* _WHAT THE TASK REQUIRES_:
Look through the records below and collect all lines that hold the string "Connection".

* _MATERIAL_:
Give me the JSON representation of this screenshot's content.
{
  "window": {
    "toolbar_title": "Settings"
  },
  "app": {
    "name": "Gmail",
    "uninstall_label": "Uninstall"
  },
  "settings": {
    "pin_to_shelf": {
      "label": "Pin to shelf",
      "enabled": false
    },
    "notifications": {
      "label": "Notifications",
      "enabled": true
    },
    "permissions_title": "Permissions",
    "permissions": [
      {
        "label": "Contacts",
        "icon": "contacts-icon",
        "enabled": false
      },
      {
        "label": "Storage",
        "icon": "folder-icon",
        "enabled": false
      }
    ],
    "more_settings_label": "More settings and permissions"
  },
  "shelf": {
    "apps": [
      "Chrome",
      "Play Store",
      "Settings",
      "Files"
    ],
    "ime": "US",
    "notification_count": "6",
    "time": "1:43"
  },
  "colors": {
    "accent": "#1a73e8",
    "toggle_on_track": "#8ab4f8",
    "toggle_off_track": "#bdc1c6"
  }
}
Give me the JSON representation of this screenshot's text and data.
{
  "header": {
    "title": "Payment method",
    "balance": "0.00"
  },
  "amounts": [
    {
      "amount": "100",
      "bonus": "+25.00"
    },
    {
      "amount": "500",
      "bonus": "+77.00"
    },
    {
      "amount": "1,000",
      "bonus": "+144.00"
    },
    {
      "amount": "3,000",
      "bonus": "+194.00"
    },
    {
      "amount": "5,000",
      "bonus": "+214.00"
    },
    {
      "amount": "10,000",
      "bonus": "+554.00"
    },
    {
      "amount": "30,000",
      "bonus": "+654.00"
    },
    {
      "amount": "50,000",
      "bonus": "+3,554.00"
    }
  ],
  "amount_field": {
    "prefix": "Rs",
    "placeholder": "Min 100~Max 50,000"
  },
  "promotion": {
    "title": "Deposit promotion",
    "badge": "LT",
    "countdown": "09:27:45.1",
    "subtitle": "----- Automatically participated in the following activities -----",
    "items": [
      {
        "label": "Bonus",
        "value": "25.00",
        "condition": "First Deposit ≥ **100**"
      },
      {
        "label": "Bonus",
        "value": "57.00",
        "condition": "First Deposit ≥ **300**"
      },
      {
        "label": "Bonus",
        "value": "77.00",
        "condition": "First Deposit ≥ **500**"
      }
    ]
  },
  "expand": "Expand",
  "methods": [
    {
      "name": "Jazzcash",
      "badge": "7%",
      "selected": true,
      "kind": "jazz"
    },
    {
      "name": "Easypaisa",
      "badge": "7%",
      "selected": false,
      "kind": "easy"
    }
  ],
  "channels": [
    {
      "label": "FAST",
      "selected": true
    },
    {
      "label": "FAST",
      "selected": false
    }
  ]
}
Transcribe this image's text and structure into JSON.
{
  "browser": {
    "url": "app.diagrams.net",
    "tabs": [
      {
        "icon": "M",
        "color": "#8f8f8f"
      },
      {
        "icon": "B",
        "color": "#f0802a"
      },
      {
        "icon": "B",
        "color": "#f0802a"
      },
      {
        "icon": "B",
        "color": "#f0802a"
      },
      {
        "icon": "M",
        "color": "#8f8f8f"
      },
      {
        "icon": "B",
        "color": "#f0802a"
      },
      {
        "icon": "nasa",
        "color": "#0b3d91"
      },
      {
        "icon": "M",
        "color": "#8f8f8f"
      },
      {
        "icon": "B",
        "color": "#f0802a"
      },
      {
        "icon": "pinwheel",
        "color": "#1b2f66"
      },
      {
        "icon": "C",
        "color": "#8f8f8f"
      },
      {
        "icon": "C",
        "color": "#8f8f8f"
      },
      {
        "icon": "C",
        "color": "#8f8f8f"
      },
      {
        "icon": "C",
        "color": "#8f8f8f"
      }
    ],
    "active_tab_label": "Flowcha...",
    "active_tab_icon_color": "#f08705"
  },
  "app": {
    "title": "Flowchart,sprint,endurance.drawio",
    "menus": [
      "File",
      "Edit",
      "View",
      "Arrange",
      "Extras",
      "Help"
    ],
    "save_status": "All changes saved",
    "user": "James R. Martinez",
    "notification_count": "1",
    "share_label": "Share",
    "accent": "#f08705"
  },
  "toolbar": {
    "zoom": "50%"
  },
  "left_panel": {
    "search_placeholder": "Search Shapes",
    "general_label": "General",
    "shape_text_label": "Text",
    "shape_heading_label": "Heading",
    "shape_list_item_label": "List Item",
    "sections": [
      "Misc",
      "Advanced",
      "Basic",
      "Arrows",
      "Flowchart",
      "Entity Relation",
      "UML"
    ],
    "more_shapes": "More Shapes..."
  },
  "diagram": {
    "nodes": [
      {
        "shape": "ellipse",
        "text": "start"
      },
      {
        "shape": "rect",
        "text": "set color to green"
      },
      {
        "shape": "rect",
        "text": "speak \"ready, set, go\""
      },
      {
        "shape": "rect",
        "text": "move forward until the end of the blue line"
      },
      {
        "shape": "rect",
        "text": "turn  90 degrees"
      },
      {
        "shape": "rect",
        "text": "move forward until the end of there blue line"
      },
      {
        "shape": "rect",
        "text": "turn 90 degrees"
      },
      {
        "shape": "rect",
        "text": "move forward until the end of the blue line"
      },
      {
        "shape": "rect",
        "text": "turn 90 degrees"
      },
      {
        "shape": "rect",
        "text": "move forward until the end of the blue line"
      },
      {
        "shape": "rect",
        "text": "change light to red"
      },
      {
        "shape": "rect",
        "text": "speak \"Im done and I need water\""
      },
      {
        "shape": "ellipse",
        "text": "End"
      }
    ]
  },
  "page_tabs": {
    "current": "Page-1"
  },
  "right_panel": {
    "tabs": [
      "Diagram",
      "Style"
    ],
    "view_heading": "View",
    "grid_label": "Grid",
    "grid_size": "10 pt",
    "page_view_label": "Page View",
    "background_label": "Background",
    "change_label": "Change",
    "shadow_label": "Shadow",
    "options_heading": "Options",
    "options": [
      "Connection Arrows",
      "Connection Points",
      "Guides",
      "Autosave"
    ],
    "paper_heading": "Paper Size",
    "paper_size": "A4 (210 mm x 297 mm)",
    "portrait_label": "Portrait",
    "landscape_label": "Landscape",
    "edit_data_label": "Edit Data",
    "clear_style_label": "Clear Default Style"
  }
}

* _REPLY_:
      "Connection Arrows",
      "Connection Points",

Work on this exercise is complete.